Write the records below out in full, character for character, with no pictures.

■ Supplied material:
########################################
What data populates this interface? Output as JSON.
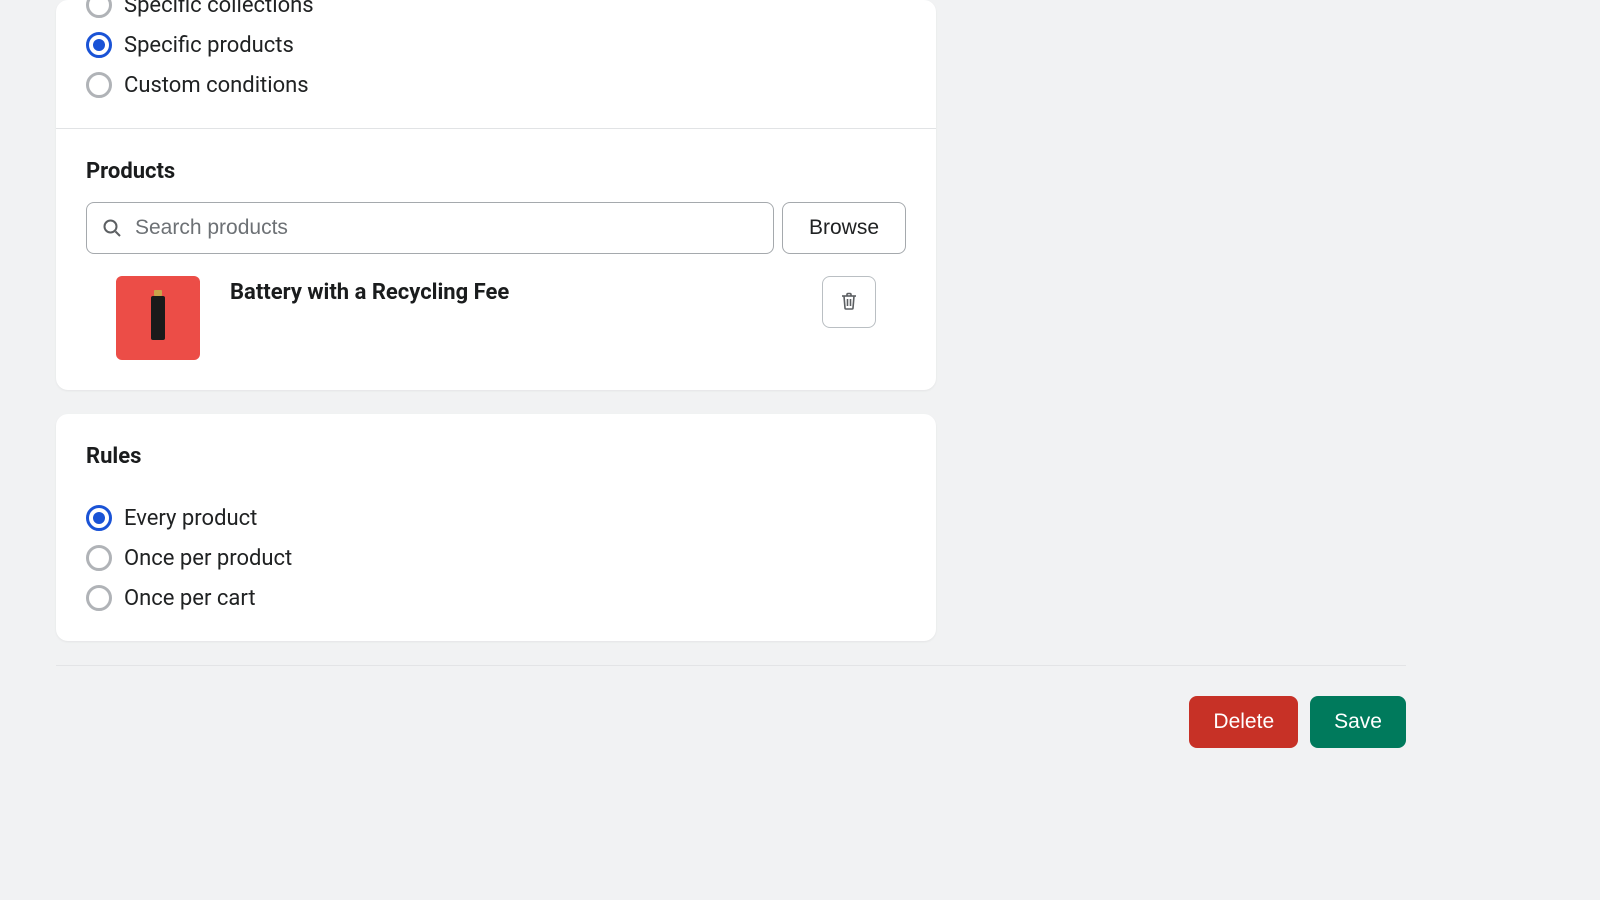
{
  "applies_to": {
    "options": [
      {
        "label": "Specific collections",
        "selected": false
      },
      {
        "label": "Specific products",
        "selected": true
      },
      {
        "label": "Custom conditions",
        "selected": false
      }
    ]
  },
  "products": {
    "heading": "Products",
    "search_placeholder": "Search products",
    "browse_label": "Browse",
    "items": [
      {
        "name": "Battery with a Recycling Fee"
      }
    ]
  },
  "rules": {
    "heading": "Rules",
    "options": [
      {
        "label": "Every product",
        "selected": true
      },
      {
        "label": "Once per product",
        "selected": false
      },
      {
        "label": "Once per cart",
        "selected": false
      }
    ]
  },
  "footer": {
    "delete_label": "Delete",
    "save_label": "Save"
  }
}
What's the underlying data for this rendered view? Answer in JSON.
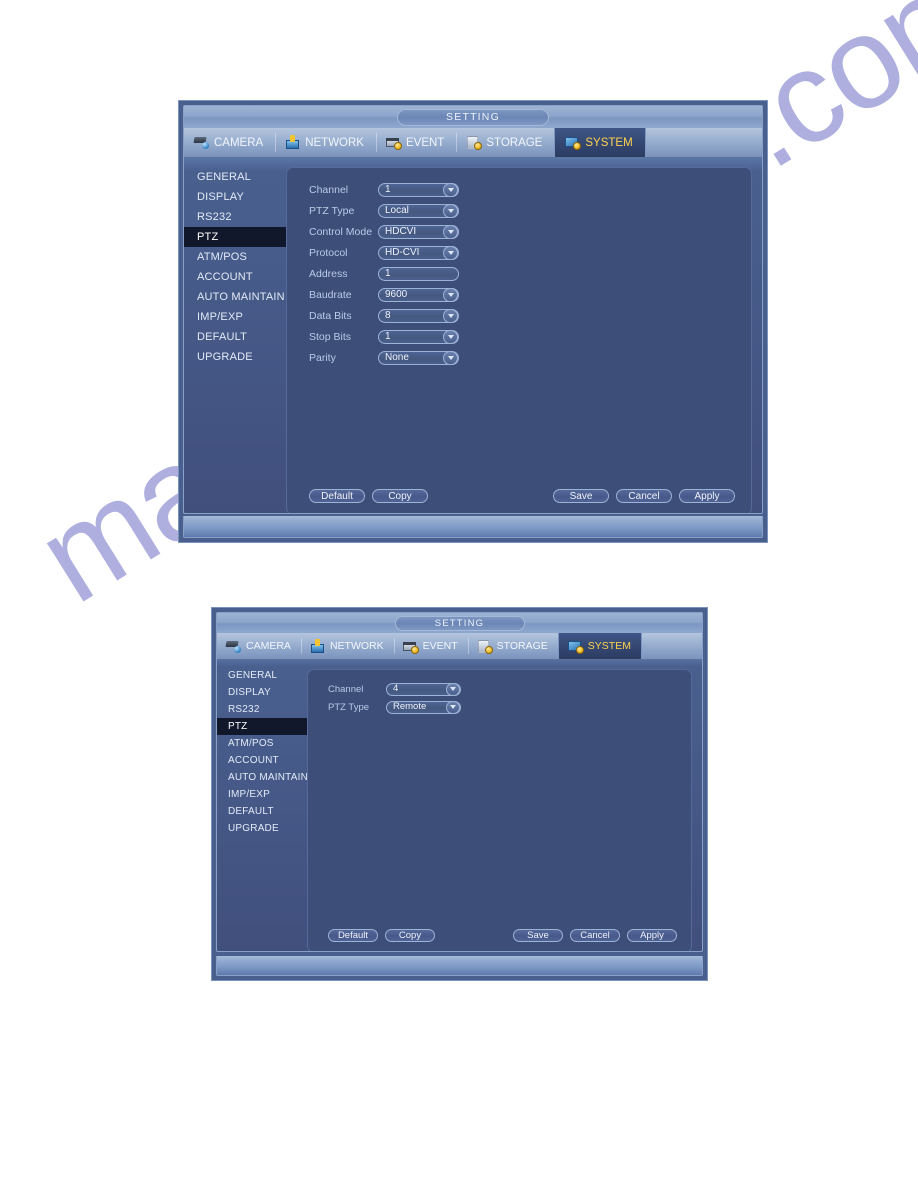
########################################
■ Worked answer:
What data populates this interface? Output as JSON.
{
  "applies_to": {
    "options": [
      {
        "label": "Specific collections",
        "selected": false
      },
      {
        "label": "Specific products",
        "selected": true
      },
      {
        "label": "Custom conditions",
        "selected": false
      }
    ]
  },
  "products": {
    "heading": "Products",
    "search_placeholder": "Search products",
    "browse_label": "Browse",
    "items": [
      {
        "name": "Battery with a Recycling Fee"
      }
    ]
  },
  "rules": {
    "heading": "Rules",
    "options": [
      {
        "label": "Every product",
        "selected": true
      },
      {
        "label": "Once per product",
        "selected": false
      },
      {
        "label": "Once per cart",
        "selected": false
      }
    ]
  },
  "footer": {
    "delete_label": "Delete",
    "save_label": "Save"
  }
}
What's the underlying data for this rendered view? Answer in JSON.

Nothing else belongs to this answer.